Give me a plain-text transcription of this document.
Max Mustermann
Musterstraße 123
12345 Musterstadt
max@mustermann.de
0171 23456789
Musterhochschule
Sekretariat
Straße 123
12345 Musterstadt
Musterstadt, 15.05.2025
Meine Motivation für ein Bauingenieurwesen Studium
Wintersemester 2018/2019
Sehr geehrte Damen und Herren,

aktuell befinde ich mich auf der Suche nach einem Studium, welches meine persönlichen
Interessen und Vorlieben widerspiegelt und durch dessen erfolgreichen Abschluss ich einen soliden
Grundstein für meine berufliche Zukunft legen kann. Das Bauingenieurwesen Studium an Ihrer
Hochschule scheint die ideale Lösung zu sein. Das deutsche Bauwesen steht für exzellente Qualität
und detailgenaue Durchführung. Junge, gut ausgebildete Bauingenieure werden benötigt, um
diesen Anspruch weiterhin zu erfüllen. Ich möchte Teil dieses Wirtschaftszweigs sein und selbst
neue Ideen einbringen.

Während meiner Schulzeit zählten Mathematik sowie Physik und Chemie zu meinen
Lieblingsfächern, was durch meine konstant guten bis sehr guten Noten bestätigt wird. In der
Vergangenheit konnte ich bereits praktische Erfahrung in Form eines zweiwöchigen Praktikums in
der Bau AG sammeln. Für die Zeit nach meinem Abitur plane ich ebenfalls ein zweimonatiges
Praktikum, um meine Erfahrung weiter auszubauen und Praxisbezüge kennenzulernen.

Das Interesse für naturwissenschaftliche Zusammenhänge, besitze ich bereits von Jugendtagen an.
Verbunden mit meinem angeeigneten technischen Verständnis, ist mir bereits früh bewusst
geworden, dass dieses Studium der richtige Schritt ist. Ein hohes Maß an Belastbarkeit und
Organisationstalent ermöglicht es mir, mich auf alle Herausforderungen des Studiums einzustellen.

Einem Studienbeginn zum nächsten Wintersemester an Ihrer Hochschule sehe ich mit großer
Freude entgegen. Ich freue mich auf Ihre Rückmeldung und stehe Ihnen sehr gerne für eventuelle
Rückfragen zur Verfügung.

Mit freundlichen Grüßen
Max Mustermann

****************************************

_WHAT YOU ARE ASKED TO DO_
Restate all of the entries above precisely.

_TASK SOLUTION_
Give me a plain-text transcription of this document.
Max Mustermann
Musterstraße 123
12345 Musterstadt
max@mustermann.de
0171 23456789
Musterhochschule
Sekretariat
Straße 123
12345 Musterstadt
Musterstadt, 15.05.2025
Meine Motivation für ein Bauingenieurwesen Studium
Wintersemester 2018/2019
Sehr geehrte Damen und Herren,

aktuell befinde ich mich auf der Suche nach einem Studium, welches meine persönlichen
Interessen und Vorlieben widerspiegelt und durch dessen erfolgreichen Abschluss ich einen soliden
Grundstein für meine berufliche Zukunft legen kann. Das Bauingenieurwesen Studium an Ihrer
Hochschule scheint die ideale Lösung zu sein. Das deutsche Bauwesen steht für exzellente Qualität
und detailgenaue Durchführung. Junge, gut ausgebildete Bauingenieure werden benötigt, um
diesen Anspruch weiterhin zu erfüllen. Ich möchte Teil dieses Wirtschaftszweigs sein und selbst
neue Ideen einbringen.

Während meiner Schulzeit zählten Mathematik sowie Physik und Chemie zu meinen
Lieblingsfächern, was durch meine konstant guten bis sehr guten Noten bestätigt wird. In der
Vergangenheit konnte ich bereits praktische Erfahrung in Form eines zweiwöchigen Praktikums in
der Bau AG sammeln. Für die Zeit nach meinem Abitur plane ich ebenfalls ein zweimonatiges
Praktikum, um meine Erfahrung weiter auszubauen und Praxisbezüge kennenzulernen.

Das Interesse für naturwissenschaftliche Zusammenhänge, besitze ich bereits von Jugendtagen an.
Verbunden mit meinem angeeigneten technischen Verständnis, ist mir bereits früh bewusst
geworden, dass dieses Studium der richtige Schritt ist. Ein hohes Maß an Belastbarkeit und
Organisationstalent ermöglicht es mir, mich auf alle Herausforderungen des Studiums einzustellen.

Einem Studienbeginn zum nächsten Wintersemester an Ihrer Hochschule sehe ich mit großer
Freude entgegen. Ich freue mich auf Ihre Rückmeldung und stehe Ihnen sehr gerne für eventuelle
Rückfragen zur Verfügung.

Mit freundlichen Grüßen
Max Mustermann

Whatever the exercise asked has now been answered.